INFORMATION PROVIDED.
↓↓↓

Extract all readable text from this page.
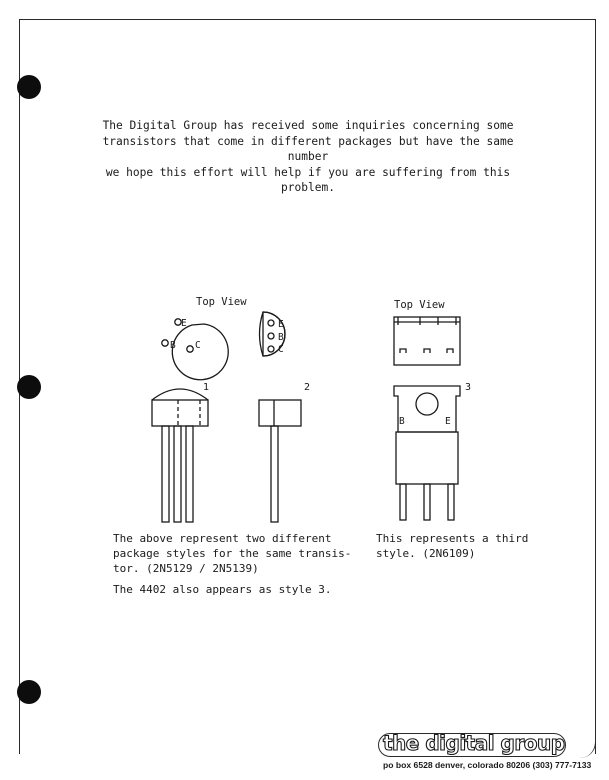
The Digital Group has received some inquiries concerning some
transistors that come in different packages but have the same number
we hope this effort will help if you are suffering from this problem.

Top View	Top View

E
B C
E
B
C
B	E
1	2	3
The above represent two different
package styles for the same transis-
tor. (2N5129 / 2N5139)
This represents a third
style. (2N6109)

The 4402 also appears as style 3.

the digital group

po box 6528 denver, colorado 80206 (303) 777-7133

↑↑↑
↓↓↓

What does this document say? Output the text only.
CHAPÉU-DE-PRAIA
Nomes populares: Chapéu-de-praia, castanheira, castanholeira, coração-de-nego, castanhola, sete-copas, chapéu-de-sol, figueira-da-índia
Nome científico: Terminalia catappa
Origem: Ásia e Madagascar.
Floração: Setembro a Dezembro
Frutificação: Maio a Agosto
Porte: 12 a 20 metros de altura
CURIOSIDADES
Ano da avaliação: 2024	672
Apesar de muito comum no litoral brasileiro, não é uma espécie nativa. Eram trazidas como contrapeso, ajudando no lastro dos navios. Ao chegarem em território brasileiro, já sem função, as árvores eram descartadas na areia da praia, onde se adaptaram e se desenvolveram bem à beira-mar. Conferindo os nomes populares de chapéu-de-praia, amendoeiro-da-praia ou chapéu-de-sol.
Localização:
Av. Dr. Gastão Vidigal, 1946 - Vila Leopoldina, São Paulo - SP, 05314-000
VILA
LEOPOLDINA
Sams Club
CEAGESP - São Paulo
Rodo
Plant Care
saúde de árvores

↑↑↑

YOUR OBJECTIVE. Every line that holds the string "text" should be returned.

THE ANSWER.
Extract all readable text from this page.
What does this document say? Output the text only.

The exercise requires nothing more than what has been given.